— start Material to process —

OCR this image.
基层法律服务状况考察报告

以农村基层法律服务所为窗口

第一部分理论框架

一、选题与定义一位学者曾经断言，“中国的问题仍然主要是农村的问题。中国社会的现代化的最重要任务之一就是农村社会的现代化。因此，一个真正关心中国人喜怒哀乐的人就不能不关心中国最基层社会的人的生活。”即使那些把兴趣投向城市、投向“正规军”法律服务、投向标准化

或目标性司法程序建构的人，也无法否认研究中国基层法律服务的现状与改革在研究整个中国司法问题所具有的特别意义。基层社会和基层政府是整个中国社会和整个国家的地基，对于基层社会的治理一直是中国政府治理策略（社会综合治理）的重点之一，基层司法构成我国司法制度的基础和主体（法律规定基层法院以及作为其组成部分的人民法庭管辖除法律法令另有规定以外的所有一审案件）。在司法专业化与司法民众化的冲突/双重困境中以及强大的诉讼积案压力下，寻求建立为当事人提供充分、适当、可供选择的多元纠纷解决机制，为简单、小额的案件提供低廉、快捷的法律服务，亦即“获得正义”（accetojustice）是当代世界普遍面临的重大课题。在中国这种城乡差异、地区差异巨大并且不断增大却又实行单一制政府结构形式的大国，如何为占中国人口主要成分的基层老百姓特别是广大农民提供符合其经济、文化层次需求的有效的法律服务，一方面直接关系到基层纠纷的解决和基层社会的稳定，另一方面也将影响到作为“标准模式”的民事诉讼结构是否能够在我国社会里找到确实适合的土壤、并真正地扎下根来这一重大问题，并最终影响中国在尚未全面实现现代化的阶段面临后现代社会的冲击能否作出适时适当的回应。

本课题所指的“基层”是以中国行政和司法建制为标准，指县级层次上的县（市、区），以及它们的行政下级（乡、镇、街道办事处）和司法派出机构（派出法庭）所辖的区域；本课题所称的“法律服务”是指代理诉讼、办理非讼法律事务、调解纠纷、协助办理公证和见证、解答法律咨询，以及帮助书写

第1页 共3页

— end Material to process —

→ Written problem: Retype every entry above, word for word.

→ Task response:
OCR this image.
基层法律服务状况考察报告

以农村基层法律服务所为窗口

第一部分理论框架

一、选题与定义一位学者曾经断言，“中国的问题仍然主要是农村的问题。中国社会的现代化的最重要任务之一就是农村社会的现代化。因此，一个真正关心中国人喜怒哀乐的人就不能不关心中国最基层社会的人的生活。”即使那些把兴趣投向城市、投向“正规军”法律服务、投向标准化

或目标性司法程序建构的人，也无法否认研究中国基层法律服务的现状与改革在研究整个中国司法问题所具有的特别意义。基层社会和基层政府是整个中国社会和整个国家的地基，对于基层社会的治理一直是中国政府治理策略（社会综合治理）的重点之一，基层司法构成我国司法制度的基础和主体（法律规定基层法院以及作为其组成部分的人民法庭管辖除法律法令另有规定以外的所有一审案件）。在司法专业化与司法民众化的冲突/双重困境中以及强大的诉讼积案压力下，寻求建立为当事人提供充分、适当、可供选择的多元纠纷解决机制，为简单、小额的案件提供低廉、快捷的法律服务，亦即“获得正义”（accetojustice）是当代世界普遍面临的重大课题。在中国这种城乡差异、地区差异巨大并且不断增大却又实行单一制政府结构形式的大国，如何为占中国人口主要成分的基层老百姓特别是广大农民提供符合其经济、文化层次需求的有效的法律服务，一方面直接关系到基层纠纷的解决和基层社会的稳定，另一方面也将影响到作为“标准模式”的民事诉讼结构是否能够在我国社会里找到确实适合的土壤、并真正地扎下根来这一重大问题，并最终影响中国在尚未全面实现现代化的阶段面临后现代社会的冲击能否作出适时适当的回应。

本课题所指的“基层”是以中国行政和司法建制为标准，指县级层次上的县（市、区），以及它们的行政下级（乡、镇、街道办事处）和司法派出机构（派出法庭）所辖的区域；本课题所称的“法律服务”是指代理诉讼、办理非讼法律事务、调解纠纷、协助办理公证和见证、解答法律咨询，以及帮助书写

第1页 共3页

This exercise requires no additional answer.